# ARTICLE start

Accurate prediction of standard enthalpy of formation based on
semiempirical quantum chemistry methods with artificial neural network
and molecular descriptors
Abstract
This work investigates possible improvements in the accuracy of
semiempirical quantum chemistry (SQC) methods for the prediction of
standard enthalpy of formation (Δ_f H^o) through the use of
artificial neural network (ANN) with molecular descriptors. A total
number of 142 organic compounds with enough structural diversity has
been considered in the training set. Standard enthalpy of formation for
the selected compounds at the semiempirical PM3 and PM6 quantum
chemistry methods is collected from literature, and is calculated by
using semiempirical PM7 method in this work. The multiple stepwise
regression is first employed to screen effective molecular descriptors,
which are highly correlated with the error terms of the standard
enthalpy of formation compared with experimental values. The obtained 7
effective molecular descriptors are then used as input set to establish
three 7-11-1 neural network-based correction models to improve the
accuracy of SQC methods. By using the developed correction models, the
mean absolute errors (MAE) for Δ_f H^oof PM3, PM6, and PM7 methods
are reduced from 22.36, 18.60, 17.27to 9.86, 9.83, 8.95, respectively in
kJ/mol. Meanwhile, the results of the test set show that the neural
network does not have the problem of over-fitting. Detailed analysis of
the 7 effective molecular descriptors indicates that the major source to
the correction models is from the electron withdrawing effect. The
developed ANN models for the three selected SQC methods provide an
efficient method for the quick and accurate prediction of thermodynamic
properties.

# ARTICLE end
# DATA EXTRACT start

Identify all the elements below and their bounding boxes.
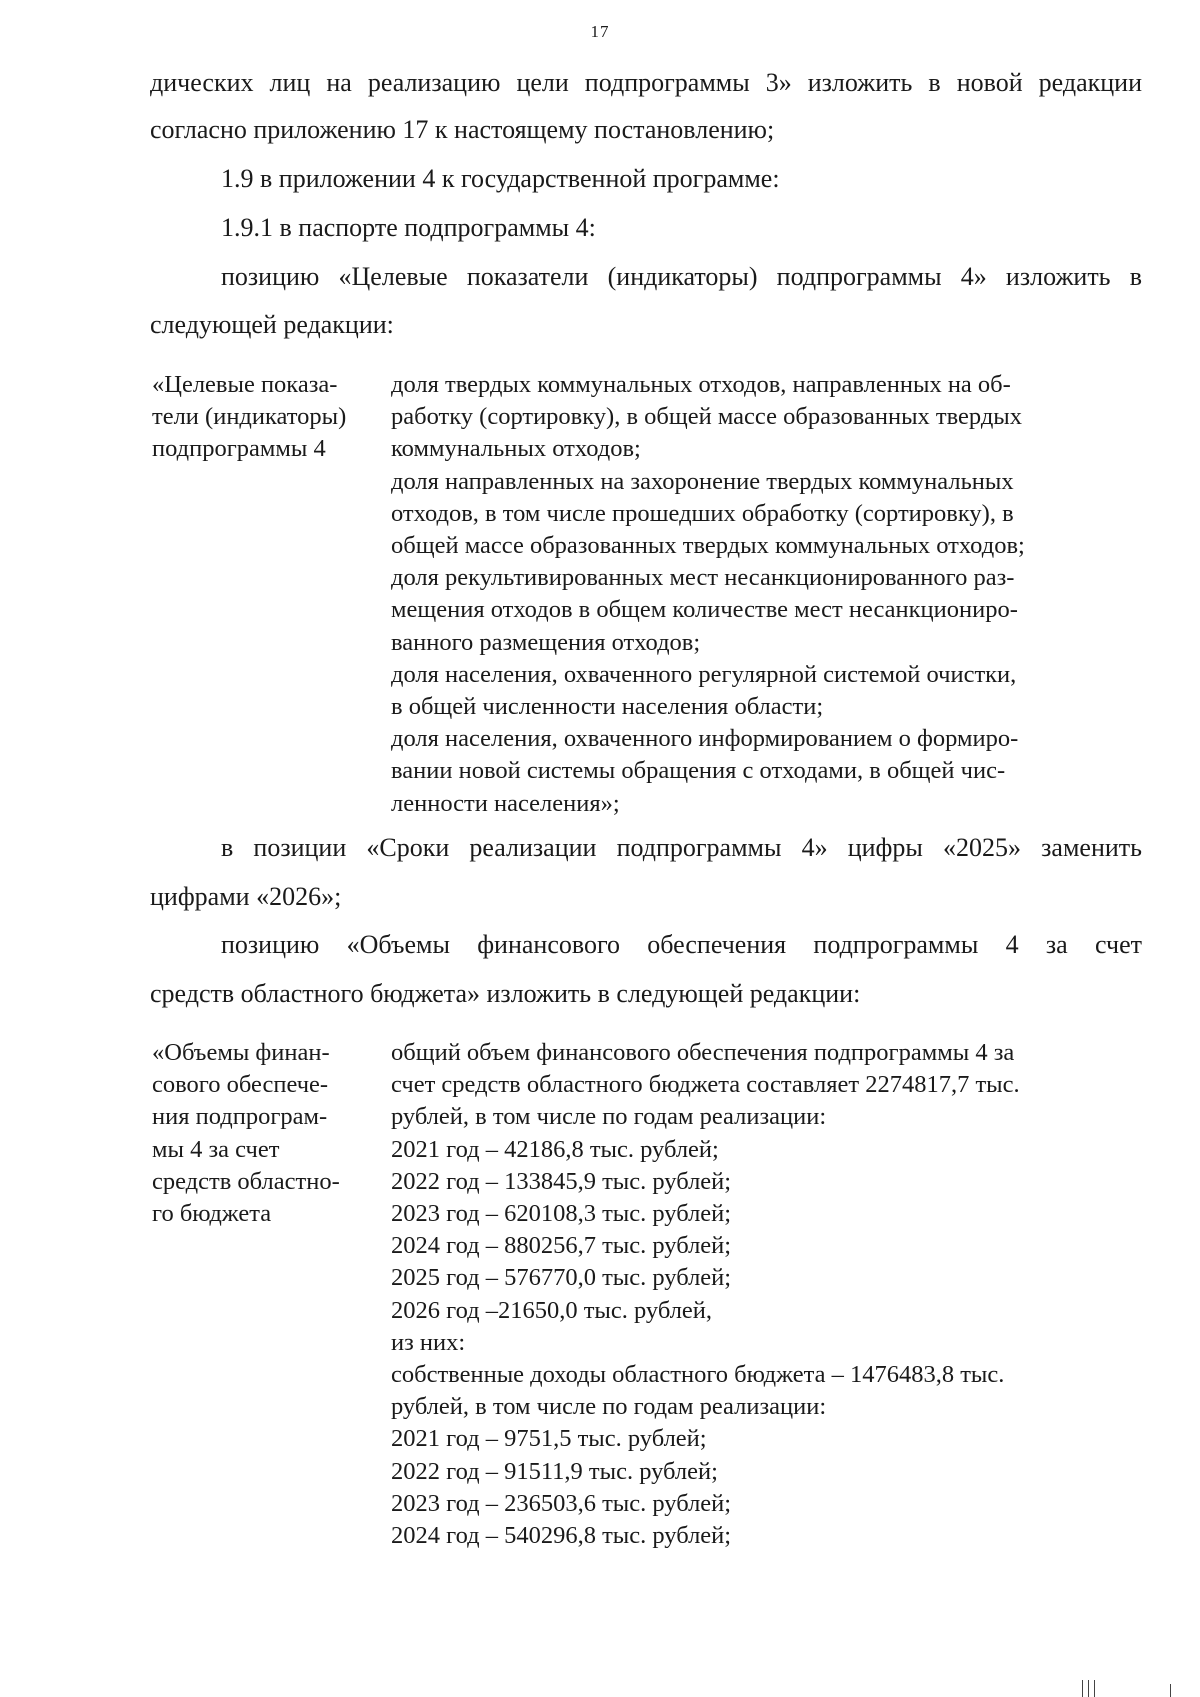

# DATA EXTRACT end

### GIVEN EXERCISE 1
Answer these from the abstract, one line each:
(a) How many organic compounds were used in the training set?
(b) Which semiempirical method was used to calculate the standard enthalpy of formation in this work, rather than taken from the literature?
(c) According to the analysis of the 7 effective molecular descriptors, what is the major source to the correction models?
### GIVEN EXERCISE 2
Using the abstract, explain why multiple stepwise regression was applied before the neural network models were built.

### FULL RESPONSE 1
(a) 142 organic compounds.
(b) The PM7 method.
(c) The electron withdrawing effect.

### FULL RESPONSE 2
Multiple stepwise regression was used to screen for effective molecular descriptors that are highly correlated with the errors in the standard enthalpy of formation compared with experimental values. The 7 descriptors it produced then served as the input set for the three 7-11-1 neural network correction models.